**WHAT YOU SHOULD DO:** Tally how many lines include "name". The number is the whole answer.

===

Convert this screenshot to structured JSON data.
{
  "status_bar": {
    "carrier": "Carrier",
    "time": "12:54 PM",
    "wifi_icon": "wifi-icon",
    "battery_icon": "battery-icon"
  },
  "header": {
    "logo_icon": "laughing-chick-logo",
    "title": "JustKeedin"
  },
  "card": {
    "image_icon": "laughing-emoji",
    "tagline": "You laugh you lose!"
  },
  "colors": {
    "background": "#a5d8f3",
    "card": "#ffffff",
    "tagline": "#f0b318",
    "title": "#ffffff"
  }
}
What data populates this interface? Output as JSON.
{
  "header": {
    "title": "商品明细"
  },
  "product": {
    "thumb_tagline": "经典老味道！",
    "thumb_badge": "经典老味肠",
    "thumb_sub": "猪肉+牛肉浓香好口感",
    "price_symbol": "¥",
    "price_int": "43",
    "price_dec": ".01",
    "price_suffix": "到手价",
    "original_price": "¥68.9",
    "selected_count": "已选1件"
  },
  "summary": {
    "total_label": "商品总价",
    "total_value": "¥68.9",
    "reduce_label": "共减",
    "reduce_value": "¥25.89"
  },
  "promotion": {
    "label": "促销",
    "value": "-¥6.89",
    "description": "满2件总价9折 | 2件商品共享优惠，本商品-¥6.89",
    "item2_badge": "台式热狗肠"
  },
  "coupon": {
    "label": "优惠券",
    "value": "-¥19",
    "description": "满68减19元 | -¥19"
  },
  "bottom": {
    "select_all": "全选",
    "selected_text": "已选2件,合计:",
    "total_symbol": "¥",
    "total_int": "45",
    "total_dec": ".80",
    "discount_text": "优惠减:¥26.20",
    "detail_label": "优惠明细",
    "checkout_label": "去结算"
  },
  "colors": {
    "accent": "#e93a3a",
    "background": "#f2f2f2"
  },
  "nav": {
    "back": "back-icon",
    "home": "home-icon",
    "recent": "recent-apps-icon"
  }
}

===

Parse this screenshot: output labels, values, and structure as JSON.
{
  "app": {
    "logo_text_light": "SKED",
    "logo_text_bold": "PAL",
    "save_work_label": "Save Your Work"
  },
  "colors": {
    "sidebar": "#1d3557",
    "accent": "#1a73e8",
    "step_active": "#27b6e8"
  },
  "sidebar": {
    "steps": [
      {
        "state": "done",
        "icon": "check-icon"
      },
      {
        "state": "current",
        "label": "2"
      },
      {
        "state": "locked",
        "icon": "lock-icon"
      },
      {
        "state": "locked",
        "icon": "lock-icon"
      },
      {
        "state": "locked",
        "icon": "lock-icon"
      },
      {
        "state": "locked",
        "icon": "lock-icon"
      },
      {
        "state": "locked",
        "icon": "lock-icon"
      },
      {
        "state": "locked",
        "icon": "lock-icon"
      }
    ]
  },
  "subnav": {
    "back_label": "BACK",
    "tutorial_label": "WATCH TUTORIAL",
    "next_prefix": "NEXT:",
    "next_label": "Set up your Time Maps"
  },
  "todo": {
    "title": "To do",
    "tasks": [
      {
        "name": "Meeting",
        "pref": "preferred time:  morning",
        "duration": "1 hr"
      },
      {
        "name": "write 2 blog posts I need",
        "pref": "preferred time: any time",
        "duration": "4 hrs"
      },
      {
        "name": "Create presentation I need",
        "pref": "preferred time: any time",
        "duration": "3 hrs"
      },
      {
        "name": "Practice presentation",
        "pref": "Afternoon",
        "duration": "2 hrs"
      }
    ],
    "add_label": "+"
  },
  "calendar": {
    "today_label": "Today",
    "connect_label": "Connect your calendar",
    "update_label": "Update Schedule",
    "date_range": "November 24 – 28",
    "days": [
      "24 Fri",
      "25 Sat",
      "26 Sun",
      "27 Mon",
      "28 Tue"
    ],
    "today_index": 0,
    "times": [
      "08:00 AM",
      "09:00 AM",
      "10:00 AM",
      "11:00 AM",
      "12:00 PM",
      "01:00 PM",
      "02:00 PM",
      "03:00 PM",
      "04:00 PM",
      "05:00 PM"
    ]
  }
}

===

**WRITTEN ANSWER:** 4